THE PROBLEM: Set down the whole listing verbatim.

Excerpt from a dataset

-- Begin --

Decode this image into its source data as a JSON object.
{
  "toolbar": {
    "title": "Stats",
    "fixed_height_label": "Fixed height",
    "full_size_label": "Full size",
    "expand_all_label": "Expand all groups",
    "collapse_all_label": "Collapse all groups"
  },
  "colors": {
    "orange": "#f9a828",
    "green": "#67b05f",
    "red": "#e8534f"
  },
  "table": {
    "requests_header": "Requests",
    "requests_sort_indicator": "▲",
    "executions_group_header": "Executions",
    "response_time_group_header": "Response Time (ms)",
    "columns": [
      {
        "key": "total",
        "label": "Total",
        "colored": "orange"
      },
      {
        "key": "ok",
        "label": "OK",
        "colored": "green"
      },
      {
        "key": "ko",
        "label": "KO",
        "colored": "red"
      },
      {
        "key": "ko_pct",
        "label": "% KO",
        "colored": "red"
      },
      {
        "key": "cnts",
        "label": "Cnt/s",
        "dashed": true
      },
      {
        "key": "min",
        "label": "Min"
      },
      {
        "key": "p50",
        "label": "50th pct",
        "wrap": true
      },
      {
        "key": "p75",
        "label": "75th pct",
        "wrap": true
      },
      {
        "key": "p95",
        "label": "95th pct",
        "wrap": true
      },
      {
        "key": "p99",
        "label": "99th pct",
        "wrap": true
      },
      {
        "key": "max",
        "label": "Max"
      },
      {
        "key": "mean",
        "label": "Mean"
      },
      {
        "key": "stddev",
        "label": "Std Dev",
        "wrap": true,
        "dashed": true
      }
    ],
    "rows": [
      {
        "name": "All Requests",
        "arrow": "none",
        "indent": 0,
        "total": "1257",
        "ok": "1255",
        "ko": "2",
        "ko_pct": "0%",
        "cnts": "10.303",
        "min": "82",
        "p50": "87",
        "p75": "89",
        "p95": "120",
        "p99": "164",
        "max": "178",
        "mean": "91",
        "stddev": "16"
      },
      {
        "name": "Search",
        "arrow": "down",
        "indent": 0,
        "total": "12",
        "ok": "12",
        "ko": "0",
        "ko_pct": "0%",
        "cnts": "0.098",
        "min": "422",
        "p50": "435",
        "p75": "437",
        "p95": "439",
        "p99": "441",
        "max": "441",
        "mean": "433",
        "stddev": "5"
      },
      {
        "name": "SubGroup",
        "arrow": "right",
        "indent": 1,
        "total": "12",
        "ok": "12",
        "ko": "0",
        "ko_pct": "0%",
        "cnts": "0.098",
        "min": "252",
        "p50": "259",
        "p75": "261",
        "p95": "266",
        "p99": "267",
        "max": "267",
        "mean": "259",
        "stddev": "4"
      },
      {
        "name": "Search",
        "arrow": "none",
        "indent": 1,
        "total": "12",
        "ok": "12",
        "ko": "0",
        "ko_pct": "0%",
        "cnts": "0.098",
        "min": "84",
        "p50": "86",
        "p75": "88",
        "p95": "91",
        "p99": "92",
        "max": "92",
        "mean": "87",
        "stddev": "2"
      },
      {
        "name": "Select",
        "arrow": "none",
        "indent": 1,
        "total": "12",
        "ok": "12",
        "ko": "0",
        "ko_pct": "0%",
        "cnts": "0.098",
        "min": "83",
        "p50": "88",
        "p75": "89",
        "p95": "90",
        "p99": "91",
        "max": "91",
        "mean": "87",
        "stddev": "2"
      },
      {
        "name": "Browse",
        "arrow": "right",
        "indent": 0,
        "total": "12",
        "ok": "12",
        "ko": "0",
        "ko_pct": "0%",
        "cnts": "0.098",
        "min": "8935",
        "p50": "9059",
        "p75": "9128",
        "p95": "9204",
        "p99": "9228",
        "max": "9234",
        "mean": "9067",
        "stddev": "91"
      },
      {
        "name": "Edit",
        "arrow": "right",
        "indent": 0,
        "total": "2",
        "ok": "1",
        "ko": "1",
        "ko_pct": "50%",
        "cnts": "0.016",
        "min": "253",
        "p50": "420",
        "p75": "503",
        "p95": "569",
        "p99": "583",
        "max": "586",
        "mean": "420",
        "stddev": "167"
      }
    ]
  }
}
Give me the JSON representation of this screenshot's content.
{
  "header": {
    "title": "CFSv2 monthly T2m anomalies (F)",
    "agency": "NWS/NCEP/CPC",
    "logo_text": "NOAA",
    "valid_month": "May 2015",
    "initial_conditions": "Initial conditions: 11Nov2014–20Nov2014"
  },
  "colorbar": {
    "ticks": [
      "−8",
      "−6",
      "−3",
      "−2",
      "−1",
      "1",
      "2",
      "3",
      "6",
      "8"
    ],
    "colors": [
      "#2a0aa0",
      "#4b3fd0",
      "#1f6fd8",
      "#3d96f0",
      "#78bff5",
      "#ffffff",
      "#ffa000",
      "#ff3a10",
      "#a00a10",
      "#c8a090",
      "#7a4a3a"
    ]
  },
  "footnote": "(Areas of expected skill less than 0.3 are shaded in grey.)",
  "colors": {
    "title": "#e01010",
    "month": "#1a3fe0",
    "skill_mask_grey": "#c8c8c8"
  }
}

-- End --

OUTPUT BELOW:
Decode this image into its source data as a JSON object.
{
  "toolbar": {
    "title": "Stats",
    "fixed_height_label": "Fixed height",
    "full_size_label": "Full size",
    "expand_all_label": "Expand all groups",
    "collapse_all_label": "Collapse all groups"
  },
  "colors": {
    "orange": "#f9a828",
    "green": "#67b05f",
    "red": "#e8534f"
  },
  "table": {
    "requests_header": "Requests",
    "requests_sort_indicator": "▲",
    "executions_group_header": "Executions",
    "response_time_group_header": "Response Time (ms)",
    "columns": [
      {
        "key": "total",
        "label": "Total",
        "colored": "orange"
      },
      {
        "key": "ok",
        "label": "OK",
        "colored": "green"
      },
      {
        "key": "ko",
        "label": "KO",
        "colored": "red"
      },
      {
        "key": "ko_pct",
        "label": "% KO",
        "colored": "red"
      },
      {
        "key": "cnts",
        "label": "Cnt/s",
        "dashed": true
      },
      {
        "key": "min",
        "label": "Min"
      },
      {
        "key": "p50",
        "label": "50th pct",
        "wrap": true
      },
      {
        "key": "p75",
        "label": "75th pct",
        "wrap": true
      },
      {
        "key": "p95",
        "label": "95th pct",
        "wrap": true
      },
      {
        "key": "p99",
        "label": "99th pct",
        "wrap": true
      },
      {
        "key": "max",
        "label": "Max"
      },
      {
        "key": "mean",
        "label": "Mean"
      },
      {
        "key": "stddev",
        "label": "Std Dev",
        "wrap": true,
        "dashed": true
      }
    ],
    "rows": [
      {
        "name": "All Requests",
        "arrow": "none",
        "indent": 0,
        "total": "1257",
        "ok": "1255",
        "ko": "2",
        "ko_pct": "0%",
        "cnts": "10.303",
        "min": "82",
        "p50": "87",
        "p75": "89",
        "p95": "120",
        "p99": "164",
        "max": "178",
        "mean": "91",
        "stddev": "16"
      },
      {
        "name": "Search",
        "arrow": "down",
        "indent": 0,
        "total": "12",
        "ok": "12",
        "ko": "0",
        "ko_pct": "0%",
        "cnts": "0.098",
        "min": "422",
        "p50": "435",
        "p75": "437",
        "p95": "439",
        "p99": "441",
        "max": "441",
        "mean": "433",
        "stddev": "5"
      },
      {
        "name": "SubGroup",
        "arrow": "right",
        "indent": 1,
        "total": "12",
        "ok": "12",
        "ko": "0",
        "ko_pct": "0%",
        "cnts": "0.098",
        "min": "252",
        "p50": "259",
        "p75": "261",
        "p95": "266",
        "p99": "267",
        "max": "267",
        "mean": "259",
        "stddev": "4"
      },
      {
        "name": "Search",
        "arrow": "none",
        "indent": 1,
        "total": "12",
        "ok": "12",
        "ko": "0",
        "ko_pct": "0%",
        "cnts": "0.098",
        "min": "84",
        "p50": "86",
        "p75": "88",
        "p95": "91",
        "p99": "92",
        "max": "92",
        "mean": "87",
        "stddev": "2"
      },
      {
        "name": "Select",
        "arrow": "none",
        "indent": 1,
        "total": "12",
        "ok": "12",
        "ko": "0",
        "ko_pct": "0%",
        "cnts": "0.098",
        "min": "83",
        "p50": "88",
        "p75": "89",
        "p95": "90",
        "p99": "91",
        "max": "91",
        "mean": "87",
        "stddev": "2"
      },
      {
        "name": "Browse",
        "arrow": "right",
        "indent": 0,
        "total": "12",
        "ok": "12",
        "ko": "0",
        "ko_pct": "0%",
        "cnts": "0.098",
        "min": "8935",
        "p50": "9059",
        "p75": "9128",
        "p95": "9204",
        "p99": "9228",
        "max": "9234",
        "mean": "9067",
        "stddev": "91"
      },
      {
        "name": "Edit",
        "arrow": "right",
        "indent": 0,
        "total": "2",
        "ok": "1",
        "ko": "1",
        "ko_pct": "50%",
        "cnts": "0.016",
        "min": "253",
        "p50": "420",
        "p75": "503",
        "p95": "569",
        "p99": "583",
        "max": "586",
        "mean": "420",
        "stddev": "167"
      }
    ]
  }
}
Give me the JSON representation of this screenshot's content.
{
  "header": {
    "title": "CFSv2 monthly T2m anomalies (F)",
    "agency": "NWS/NCEP/CPC",
    "logo_text": "NOAA",
    "valid_month": "May 2015",
    "initial_conditions": "Initial conditions: 11Nov2014–20Nov2014"
  },
  "colorbar": {
    "ticks": [
      "−8",
      "−6",
      "−3",
      "−2",
      "−1",
      "1",
      "2",
      "3",
      "6",
      "8"
    ],
    "colors": [
      "#2a0aa0",
      "#4b3fd0",
      "#1f6fd8",
      "#3d96f0",
      "#78bff5",
      "#ffffff",
      "#ffa000",
      "#ff3a10",
      "#a00a10",
      "#c8a090",
      "#7a4a3a"
    ]
  },
  "footnote": "(Areas of expected skill less than 0.3 are shaded in grey.)",
  "colors": {
    "title": "#e01010",
    "month": "#1a3fe0",
    "skill_mask_grey": "#c8c8c8"
  }
}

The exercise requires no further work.